> [Set exercise]: Restate the data below word for word. Skip any images it contains.

─── Supplied information ───

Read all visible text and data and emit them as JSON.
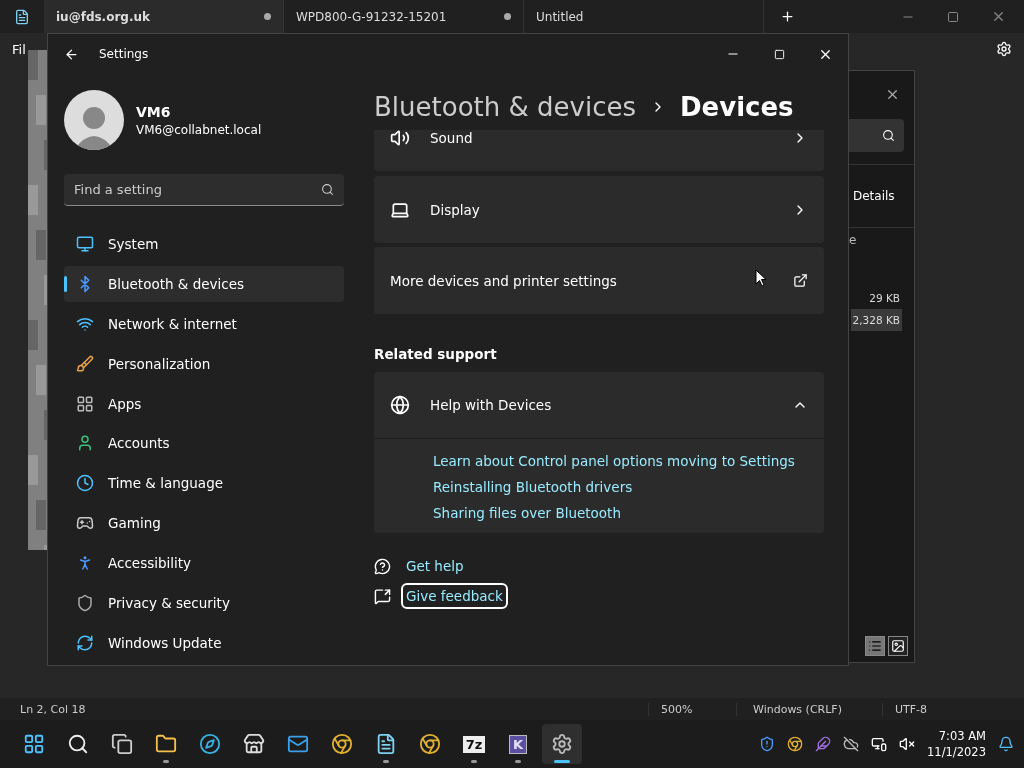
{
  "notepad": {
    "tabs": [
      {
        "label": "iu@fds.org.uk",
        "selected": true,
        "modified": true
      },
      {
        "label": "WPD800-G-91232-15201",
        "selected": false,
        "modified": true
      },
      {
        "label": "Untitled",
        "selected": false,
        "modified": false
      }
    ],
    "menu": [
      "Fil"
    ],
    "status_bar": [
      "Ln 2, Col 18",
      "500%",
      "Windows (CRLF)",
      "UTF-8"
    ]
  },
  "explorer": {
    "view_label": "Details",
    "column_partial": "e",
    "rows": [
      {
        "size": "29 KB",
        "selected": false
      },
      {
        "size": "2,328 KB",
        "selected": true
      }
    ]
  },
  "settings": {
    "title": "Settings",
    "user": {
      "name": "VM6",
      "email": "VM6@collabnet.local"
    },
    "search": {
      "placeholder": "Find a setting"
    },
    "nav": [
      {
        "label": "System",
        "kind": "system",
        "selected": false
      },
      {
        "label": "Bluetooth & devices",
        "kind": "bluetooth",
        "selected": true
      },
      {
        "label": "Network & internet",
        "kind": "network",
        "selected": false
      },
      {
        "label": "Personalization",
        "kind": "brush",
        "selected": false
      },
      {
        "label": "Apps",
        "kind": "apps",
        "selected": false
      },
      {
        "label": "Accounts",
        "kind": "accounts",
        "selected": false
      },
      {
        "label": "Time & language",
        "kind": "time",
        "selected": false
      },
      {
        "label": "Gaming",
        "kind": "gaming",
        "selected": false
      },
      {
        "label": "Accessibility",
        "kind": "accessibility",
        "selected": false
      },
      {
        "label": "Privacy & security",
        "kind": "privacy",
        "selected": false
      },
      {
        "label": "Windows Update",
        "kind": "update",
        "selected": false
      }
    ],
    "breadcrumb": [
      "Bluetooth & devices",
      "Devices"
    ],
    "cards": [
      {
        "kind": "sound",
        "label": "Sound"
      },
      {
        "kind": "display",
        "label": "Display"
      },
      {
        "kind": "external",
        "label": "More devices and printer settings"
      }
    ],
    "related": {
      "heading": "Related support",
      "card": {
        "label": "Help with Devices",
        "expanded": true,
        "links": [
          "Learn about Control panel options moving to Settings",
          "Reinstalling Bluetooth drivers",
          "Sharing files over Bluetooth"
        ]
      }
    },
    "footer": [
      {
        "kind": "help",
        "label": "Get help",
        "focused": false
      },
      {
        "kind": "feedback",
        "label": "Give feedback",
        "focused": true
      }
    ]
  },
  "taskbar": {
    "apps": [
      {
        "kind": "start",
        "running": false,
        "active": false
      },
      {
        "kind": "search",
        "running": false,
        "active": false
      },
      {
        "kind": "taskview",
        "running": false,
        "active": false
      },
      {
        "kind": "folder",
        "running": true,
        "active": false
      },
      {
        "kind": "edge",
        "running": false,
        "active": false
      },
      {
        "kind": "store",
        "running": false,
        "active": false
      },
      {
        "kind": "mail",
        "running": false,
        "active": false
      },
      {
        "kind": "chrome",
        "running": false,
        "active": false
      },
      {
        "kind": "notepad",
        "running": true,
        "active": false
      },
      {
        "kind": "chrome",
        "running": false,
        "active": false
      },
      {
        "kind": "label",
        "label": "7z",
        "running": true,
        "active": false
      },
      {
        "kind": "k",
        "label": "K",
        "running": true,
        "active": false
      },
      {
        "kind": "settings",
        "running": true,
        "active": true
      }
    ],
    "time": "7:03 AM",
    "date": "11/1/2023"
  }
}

───

> [Written solution]:
Read all visible text and data and emit them as JSON.
{
  "notepad": {
    "tabs": [
      {
        "label": "iu@fds.org.uk",
        "selected": true,
        "modified": true
      },
      {
        "label": "WPD800-G-91232-15201",
        "selected": false,
        "modified": true
      },
      {
        "label": "Untitled",
        "selected": false,
        "modified": false
      }
    ],
    "menu": [
      "Fil"
    ],
    "status_bar": [
      "Ln 2, Col 18",
      "500%",
      "Windows (CRLF)",
      "UTF-8"
    ]
  },
  "explorer": {
    "view_label": "Details",
    "column_partial": "e",
    "rows": [
      {
        "size": "29 KB",
        "selected": false
      },
      {
        "size": "2,328 KB",
        "selected": true
      }
    ]
  },
  "settings": {
    "title": "Settings",
    "user": {
      "name": "VM6",
      "email": "VM6@collabnet.local"
    },
    "search": {
      "placeholder": "Find a setting"
    },
    "nav": [
      {
        "label": "System",
        "kind": "system",
        "selected": false
      },
      {
        "label": "Bluetooth & devices",
        "kind": "bluetooth",
        "selected": true
      },
      {
        "label": "Network & internet",
        "kind": "network",
        "selected": false
      },
      {
        "label": "Personalization",
        "kind": "brush",
        "selected": false
      },
      {
        "label": "Apps",
        "kind": "apps",
        "selected": false
      },
      {
        "label": "Accounts",
        "kind": "accounts",
        "selected": false
      },
      {
        "label": "Time & language",
        "kind": "time",
        "selected": false
      },
      {
        "label": "Gaming",
        "kind": "gaming",
        "selected": false
      },
      {
        "label": "Accessibility",
        "kind": "accessibility",
        "selected": false
      },
      {
        "label": "Privacy & security",
        "kind": "privacy",
        "selected": false
      },
      {
        "label": "Windows Update",
        "kind": "update",
        "selected": false
      }
    ],
    "breadcrumb": [
      "Bluetooth & devices",
      "Devices"
    ],
    "cards": [
      {
        "kind": "sound",
        "label": "Sound"
      },
      {
        "kind": "display",
        "label": "Display"
      },
      {
        "kind": "external",
        "label": "More devices and printer settings"
      }
    ],
    "related": {
      "heading": "Related support",
      "card": {
        "label": "Help with Devices",
        "expanded": true,
        "links": [
          "Learn about Control panel options moving to Settings",
          "Reinstalling Bluetooth drivers",
          "Sharing files over Bluetooth"
        ]
      }
    },
    "footer": [
      {
        "kind": "help",
        "label": "Get help",
        "focused": false
      },
      {
        "kind": "feedback",
        "label": "Give feedback",
        "focused": true
      }
    ]
  },
  "taskbar": {
    "apps": [
      {
        "kind": "start",
        "running": false,
        "active": false
      },
      {
        "kind": "search",
        "running": false,
        "active": false
      },
      {
        "kind": "taskview",
        "running": false,
        "active": false
      },
      {
        "kind": "folder",
        "running": true,
        "active": false
      },
      {
        "kind": "edge",
        "running": false,
        "active": false
      },
      {
        "kind": "store",
        "running": false,
        "active": false
      },
      {
        "kind": "mail",
        "running": false,
        "active": false
      },
      {
        "kind": "chrome",
        "running": false,
        "active": false
      },
      {
        "kind": "notepad",
        "running": true,
        "active": false
      },
      {
        "kind": "chrome",
        "running": false,
        "active": false
      },
      {
        "kind": "label",
        "label": "7z",
        "running": true,
        "active": false
      },
      {
        "kind": "k",
        "label": "K",
        "running": true,
        "active": false
      },
      {
        "kind": "settings",
        "running": true,
        "active": true
      }
    ],
    "time": "7:03 AM",
    "date": "11/1/2023"
  }
}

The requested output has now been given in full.